Copy all the material below, exactly as it stands.

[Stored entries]

##########

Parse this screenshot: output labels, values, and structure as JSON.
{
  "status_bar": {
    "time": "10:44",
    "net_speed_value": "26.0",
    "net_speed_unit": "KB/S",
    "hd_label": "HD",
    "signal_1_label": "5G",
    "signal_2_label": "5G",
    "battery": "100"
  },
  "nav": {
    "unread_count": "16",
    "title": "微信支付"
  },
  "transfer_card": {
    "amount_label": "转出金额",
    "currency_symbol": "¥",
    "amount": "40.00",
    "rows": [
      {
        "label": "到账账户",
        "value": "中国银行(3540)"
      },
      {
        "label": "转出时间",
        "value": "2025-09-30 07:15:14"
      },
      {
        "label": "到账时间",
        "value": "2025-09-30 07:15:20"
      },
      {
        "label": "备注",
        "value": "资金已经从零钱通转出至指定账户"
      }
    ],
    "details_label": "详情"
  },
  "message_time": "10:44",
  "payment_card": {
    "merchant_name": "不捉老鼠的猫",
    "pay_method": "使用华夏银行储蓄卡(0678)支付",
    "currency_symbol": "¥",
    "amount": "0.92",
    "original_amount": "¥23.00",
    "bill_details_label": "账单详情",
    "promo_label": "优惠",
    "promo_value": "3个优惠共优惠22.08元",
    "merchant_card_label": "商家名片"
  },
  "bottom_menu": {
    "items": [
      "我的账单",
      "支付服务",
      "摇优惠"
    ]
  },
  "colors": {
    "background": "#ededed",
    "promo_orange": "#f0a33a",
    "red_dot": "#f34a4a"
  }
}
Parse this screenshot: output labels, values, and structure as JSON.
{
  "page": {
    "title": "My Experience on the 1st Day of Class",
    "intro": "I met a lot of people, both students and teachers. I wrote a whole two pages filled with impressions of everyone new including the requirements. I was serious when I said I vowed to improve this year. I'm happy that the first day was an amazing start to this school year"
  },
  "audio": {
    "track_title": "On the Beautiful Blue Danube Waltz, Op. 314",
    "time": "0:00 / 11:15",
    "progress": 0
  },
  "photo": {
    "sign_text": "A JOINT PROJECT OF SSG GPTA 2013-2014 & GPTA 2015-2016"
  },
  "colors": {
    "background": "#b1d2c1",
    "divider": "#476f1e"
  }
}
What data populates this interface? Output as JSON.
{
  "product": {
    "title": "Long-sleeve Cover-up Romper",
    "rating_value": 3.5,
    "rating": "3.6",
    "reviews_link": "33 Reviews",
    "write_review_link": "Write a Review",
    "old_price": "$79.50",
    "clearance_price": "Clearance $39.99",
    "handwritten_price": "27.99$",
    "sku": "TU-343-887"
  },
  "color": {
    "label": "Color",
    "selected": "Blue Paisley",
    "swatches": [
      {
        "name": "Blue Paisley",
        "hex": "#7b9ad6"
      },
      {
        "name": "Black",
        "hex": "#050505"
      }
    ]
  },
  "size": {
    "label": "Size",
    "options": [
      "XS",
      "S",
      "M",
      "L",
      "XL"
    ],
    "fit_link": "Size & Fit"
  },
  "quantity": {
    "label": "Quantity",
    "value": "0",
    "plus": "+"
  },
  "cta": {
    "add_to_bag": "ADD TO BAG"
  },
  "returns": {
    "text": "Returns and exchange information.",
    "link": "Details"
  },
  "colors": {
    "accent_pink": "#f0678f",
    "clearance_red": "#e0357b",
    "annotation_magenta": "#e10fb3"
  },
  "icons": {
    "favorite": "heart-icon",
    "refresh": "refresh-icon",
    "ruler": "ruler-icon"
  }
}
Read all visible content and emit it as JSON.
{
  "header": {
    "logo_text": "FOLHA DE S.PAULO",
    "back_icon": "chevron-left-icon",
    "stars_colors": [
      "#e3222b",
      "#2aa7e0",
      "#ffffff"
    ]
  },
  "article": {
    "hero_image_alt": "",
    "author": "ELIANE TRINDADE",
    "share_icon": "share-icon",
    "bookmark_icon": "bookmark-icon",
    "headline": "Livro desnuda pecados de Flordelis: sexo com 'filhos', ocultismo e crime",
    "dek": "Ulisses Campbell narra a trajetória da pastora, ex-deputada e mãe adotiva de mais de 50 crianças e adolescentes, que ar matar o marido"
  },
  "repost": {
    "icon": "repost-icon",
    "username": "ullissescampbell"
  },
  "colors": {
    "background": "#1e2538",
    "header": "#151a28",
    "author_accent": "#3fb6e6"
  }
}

##########

Expected answer
Parse this screenshot: output labels, values, and structure as JSON.
{
  "status_bar": {
    "time": "10:44",
    "net_speed_value": "26.0",
    "net_speed_unit": "KB/S",
    "hd_label": "HD",
    "signal_1_label": "5G",
    "signal_2_label": "5G",
    "battery": "100"
  },
  "nav": {
    "unread_count": "16",
    "title": "微信支付"
  },
  "transfer_card": {
    "amount_label": "转出金额",
    "currency_symbol": "¥",
    "amount": "40.00",
    "rows": [
      {
        "label": "到账账户",
        "value": "中国银行(3540)"
      },
      {
        "label": "转出时间",
        "value": "2025-09-30 07:15:14"
      },
      {
        "label": "到账时间",
        "value": "2025-09-30 07:15:20"
      },
      {
        "label": "备注",
        "value": "资金已经从零钱通转出至指定账户"
      }
    ],
    "details_label": "详情"
  },
  "message_time": "10:44",
  "payment_card": {
    "merchant_name": "不捉老鼠的猫",
    "pay_method": "使用华夏银行储蓄卡(0678)支付",
    "currency_symbol": "¥",
    "amount": "0.92",
    "original_amount": "¥23.00",
    "bill_details_label": "账单详情",
    "promo_label": "优惠",
    "promo_value": "3个优惠共优惠22.08元",
    "merchant_card_label": "商家名片"
  },
  "bottom_menu": {
    "items": [
      "我的账单",
      "支付服务",
      "摇优惠"
    ]
  },
  "colors": {
    "background": "#ededed",
    "promo_orange": "#f0a33a",
    "red_dot": "#f34a4a"
  }
}
Parse this screenshot: output labels, values, and structure as JSON.
{
  "page": {
    "title": "My Experience on the 1st Day of Class",
    "intro": "I met a lot of people, both students and teachers. I wrote a whole two pages filled with impressions of everyone new including the requirements. I was serious when I said I vowed to improve this year. I'm happy that the first day was an amazing start to this school year"
  },
  "audio": {
    "track_title": "On the Beautiful Blue Danube Waltz, Op. 314",
    "time": "0:00 / 11:15",
    "progress": 0
  },
  "photo": {
    "sign_text": "A JOINT PROJECT OF SSG GPTA 2013-2014 & GPTA 2015-2016"
  },
  "colors": {
    "background": "#b1d2c1",
    "divider": "#476f1e"
  }
}
What data populates this interface? Output as JSON.
{
  "product": {
    "title": "Long-sleeve Cover-up Romper",
    "rating_value": 3.5,
    "rating": "3.6",
    "reviews_link": "33 Reviews",
    "write_review_link": "Write a Review",
    "old_price": "$79.50",
    "clearance_price": "Clearance $39.99",
    "handwritten_price": "27.99$",
    "sku": "TU-343-887"
  },
  "color": {
    "label": "Color",
    "selected": "Blue Paisley",
    "swatches": [
      {
        "name": "Blue Paisley",
        "hex": "#7b9ad6"
      },
      {
        "name": "Black",
        "hex": "#050505"
      }
    ]
  },
  "size": {
    "label": "Size",
    "options": [
      "XS",
      "S",
      "M",
      "L",
      "XL"
    ],
    "fit_link": "Size & Fit"
  },
  "quantity": {
    "label": "Quantity",
    "value": "0",
    "plus": "+"
  },
  "cta": {
    "add_to_bag": "ADD TO BAG"
  },
  "returns": {
    "text": "Returns and exchange information.",
    "link": "Details"
  },
  "colors": {
    "accent_pink": "#f0678f",
    "clearance_red": "#e0357b",
    "annotation_magenta": "#e10fb3"
  },
  "icons": {
    "favorite": "heart-icon",
    "refresh": "refresh-icon",
    "ruler": "ruler-icon"
  }
}
Read all visible content and emit it as JSON.
{
  "header": {
    "logo_text": "FOLHA DE S.PAULO",
    "back_icon": "chevron-left-icon",
    "stars_colors": [
      "#e3222b",
      "#2aa7e0",
      "#ffffff"
    ]
  },
  "article": {
    "hero_image_alt": "",
    "author": "ELIANE TRINDADE",
    "share_icon": "share-icon",
    "bookmark_icon": "bookmark-icon",
    "headline": "Livro desnuda pecados de Flordelis: sexo com 'filhos', ocultismo e crime",
    "dek": "Ulisses Campbell narra a trajetória da pastora, ex-deputada e mãe adotiva de mais de 50 crianças e adolescentes, que ar matar o marido"
  },
  "repost": {
    "icon": "repost-icon",
    "username": "ullissescampbell"
  },
  "colors": {
    "background": "#1e2538",
    "header": "#151a28",
    "author_accent": "#3fb6e6"
  }
}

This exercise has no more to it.